◆ EXERCISE REQUIREMENTS ◆
Find the string "JSON" in the listing and report every line that has it.

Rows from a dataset
* start *

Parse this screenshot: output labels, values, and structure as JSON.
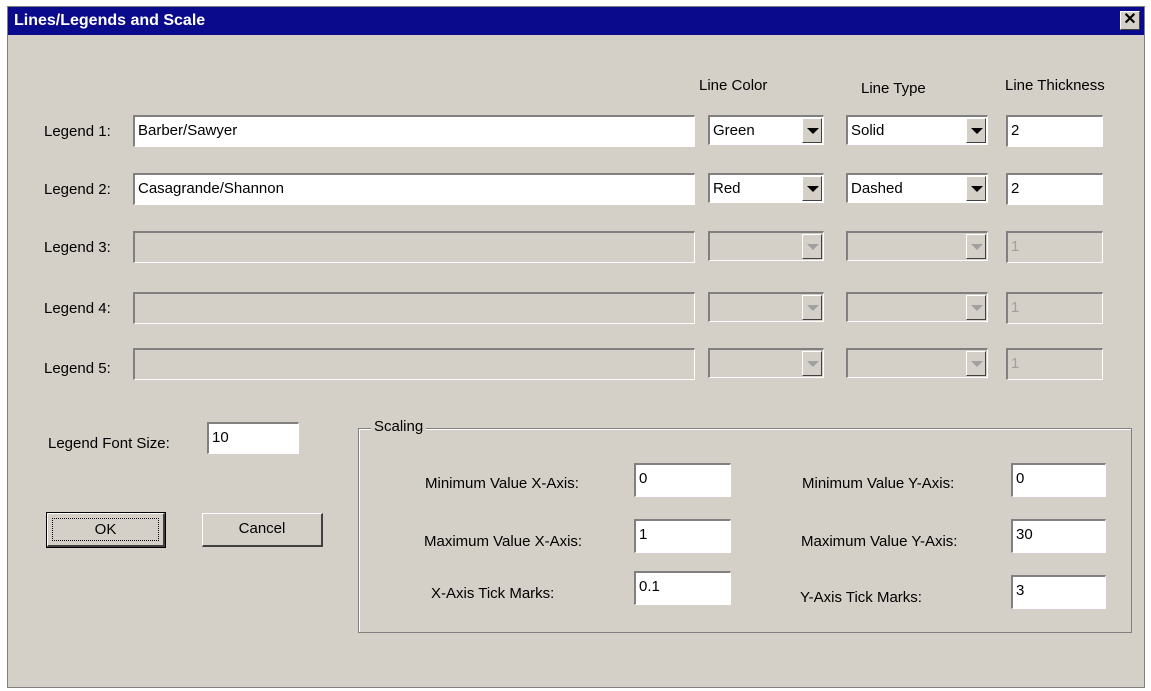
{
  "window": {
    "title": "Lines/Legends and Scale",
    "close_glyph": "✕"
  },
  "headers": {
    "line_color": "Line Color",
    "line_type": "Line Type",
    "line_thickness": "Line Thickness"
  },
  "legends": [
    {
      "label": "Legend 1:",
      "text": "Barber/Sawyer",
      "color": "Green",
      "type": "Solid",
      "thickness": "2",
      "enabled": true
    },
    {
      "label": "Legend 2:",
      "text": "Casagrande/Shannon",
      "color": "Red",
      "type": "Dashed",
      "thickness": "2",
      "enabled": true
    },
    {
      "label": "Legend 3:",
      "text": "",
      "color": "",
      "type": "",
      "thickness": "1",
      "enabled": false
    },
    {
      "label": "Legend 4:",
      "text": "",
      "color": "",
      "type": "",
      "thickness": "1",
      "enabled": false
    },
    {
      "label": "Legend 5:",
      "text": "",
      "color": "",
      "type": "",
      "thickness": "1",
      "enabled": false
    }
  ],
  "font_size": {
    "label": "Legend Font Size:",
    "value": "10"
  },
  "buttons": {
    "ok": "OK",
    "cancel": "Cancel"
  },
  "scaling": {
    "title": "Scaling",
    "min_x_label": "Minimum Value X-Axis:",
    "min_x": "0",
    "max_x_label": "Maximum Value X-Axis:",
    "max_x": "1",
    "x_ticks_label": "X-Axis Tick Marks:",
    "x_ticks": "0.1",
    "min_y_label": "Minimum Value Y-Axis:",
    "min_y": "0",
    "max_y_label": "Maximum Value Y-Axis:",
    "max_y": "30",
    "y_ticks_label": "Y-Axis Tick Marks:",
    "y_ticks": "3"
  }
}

* end *
* start *

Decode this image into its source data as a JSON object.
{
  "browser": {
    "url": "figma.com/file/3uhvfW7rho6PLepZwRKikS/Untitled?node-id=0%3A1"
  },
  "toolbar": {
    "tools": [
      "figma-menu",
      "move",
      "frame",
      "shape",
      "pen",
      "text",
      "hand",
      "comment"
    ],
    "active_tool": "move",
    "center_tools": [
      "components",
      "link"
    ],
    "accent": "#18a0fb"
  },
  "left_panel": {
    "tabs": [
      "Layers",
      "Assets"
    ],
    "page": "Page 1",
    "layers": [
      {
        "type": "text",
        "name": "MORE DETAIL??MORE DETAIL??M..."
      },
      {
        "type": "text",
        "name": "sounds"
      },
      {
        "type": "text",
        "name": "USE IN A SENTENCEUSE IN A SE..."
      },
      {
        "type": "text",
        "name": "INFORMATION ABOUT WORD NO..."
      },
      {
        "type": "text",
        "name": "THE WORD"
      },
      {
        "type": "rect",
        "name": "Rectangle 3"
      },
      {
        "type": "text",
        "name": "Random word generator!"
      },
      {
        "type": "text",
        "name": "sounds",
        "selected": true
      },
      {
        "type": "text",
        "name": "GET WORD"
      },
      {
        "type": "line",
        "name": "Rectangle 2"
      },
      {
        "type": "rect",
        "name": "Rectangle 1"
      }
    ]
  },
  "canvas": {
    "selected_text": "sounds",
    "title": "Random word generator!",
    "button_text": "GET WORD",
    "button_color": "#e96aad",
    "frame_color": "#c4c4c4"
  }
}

* end *

◆ THE ANSWER ◆
Parse this screenshot: output labels, values, and structure as JSON.
Decode this image into its source data as a JSON object.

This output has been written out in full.